(Request) Please write out the material below exactly as given.

- - - - - - -

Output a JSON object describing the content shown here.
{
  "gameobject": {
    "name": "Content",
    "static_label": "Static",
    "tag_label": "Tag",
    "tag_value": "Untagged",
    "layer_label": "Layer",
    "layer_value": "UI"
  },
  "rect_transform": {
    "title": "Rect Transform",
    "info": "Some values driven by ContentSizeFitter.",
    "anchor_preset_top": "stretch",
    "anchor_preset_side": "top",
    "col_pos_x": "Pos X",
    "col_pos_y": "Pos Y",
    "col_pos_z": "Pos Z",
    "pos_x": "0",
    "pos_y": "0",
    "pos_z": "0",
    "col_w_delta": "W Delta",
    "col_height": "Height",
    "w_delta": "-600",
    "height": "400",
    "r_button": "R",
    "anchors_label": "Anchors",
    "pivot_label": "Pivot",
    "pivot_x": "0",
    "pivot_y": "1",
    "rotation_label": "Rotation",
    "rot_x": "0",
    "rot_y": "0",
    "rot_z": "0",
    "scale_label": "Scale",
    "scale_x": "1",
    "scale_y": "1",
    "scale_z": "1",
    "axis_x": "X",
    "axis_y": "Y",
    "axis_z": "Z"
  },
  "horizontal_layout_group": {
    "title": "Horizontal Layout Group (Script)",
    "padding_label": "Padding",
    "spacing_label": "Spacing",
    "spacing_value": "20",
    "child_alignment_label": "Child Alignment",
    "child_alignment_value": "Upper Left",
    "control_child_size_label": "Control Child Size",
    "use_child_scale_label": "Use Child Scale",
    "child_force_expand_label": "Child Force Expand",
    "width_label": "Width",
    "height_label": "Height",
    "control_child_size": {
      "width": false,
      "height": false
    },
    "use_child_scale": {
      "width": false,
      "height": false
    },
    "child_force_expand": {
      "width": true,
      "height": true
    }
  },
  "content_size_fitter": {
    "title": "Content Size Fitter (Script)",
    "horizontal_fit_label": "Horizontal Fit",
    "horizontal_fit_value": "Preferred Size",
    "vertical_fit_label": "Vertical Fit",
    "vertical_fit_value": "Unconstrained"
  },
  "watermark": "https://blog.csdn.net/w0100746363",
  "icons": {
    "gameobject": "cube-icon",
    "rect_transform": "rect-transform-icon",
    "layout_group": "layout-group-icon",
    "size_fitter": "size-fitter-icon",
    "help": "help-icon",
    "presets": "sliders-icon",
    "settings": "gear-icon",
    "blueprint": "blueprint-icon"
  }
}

- - - - - - -

(Full output)
Output a JSON object describing the content shown here.
{
  "gameobject": {
    "name": "Content",
    "static_label": "Static",
    "tag_label": "Tag",
    "tag_value": "Untagged",
    "layer_label": "Layer",
    "layer_value": "UI"
  },
  "rect_transform": {
    "title": "Rect Transform",
    "info": "Some values driven by ContentSizeFitter.",
    "anchor_preset_top": "stretch",
    "anchor_preset_side": "top",
    "col_pos_x": "Pos X",
    "col_pos_y": "Pos Y",
    "col_pos_z": "Pos Z",
    "pos_x": "0",
    "pos_y": "0",
    "pos_z": "0",
    "col_w_delta": "W Delta",
    "col_height": "Height",
    "w_delta": "-600",
    "height": "400",
    "r_button": "R",
    "anchors_label": "Anchors",
    "pivot_label": "Pivot",
    "pivot_x": "0",
    "pivot_y": "1",
    "rotation_label": "Rotation",
    "rot_x": "0",
    "rot_y": "0",
    "rot_z": "0",
    "scale_label": "Scale",
    "scale_x": "1",
    "scale_y": "1",
    "scale_z": "1",
    "axis_x": "X",
    "axis_y": "Y",
    "axis_z": "Z"
  },
  "horizontal_layout_group": {
    "title": "Horizontal Layout Group (Script)",
    "padding_label": "Padding",
    "spacing_label": "Spacing",
    "spacing_value": "20",
    "child_alignment_label": "Child Alignment",
    "child_alignment_value": "Upper Left",
    "control_child_size_label": "Control Child Size",
    "use_child_scale_label": "Use Child Scale",
    "child_force_expand_label": "Child Force Expand",
    "width_label": "Width",
    "height_label": "Height",
    "control_child_size": {
      "width": false,
      "height": false
    },
    "use_child_scale": {
      "width": false,
      "height": false
    },
    "child_force_expand": {
      "width": true,
      "height": true
    }
  },
  "content_size_fitter": {
    "title": "Content Size Fitter (Script)",
    "horizontal_fit_label": "Horizontal Fit",
    "horizontal_fit_value": "Preferred Size",
    "vertical_fit_label": "Vertical Fit",
    "vertical_fit_value": "Unconstrained"
  },
  "watermark": "https://blog.csdn.net/w0100746363",
  "icons": {
    "gameobject": "cube-icon",
    "rect_transform": "rect-transform-icon",
    "layout_group": "layout-group-icon",
    "size_fitter": "size-fitter-icon",
    "help": "help-icon",
    "presets": "sliders-icon",
    "settings": "gear-icon",
    "blueprint": "blueprint-icon"
  }
}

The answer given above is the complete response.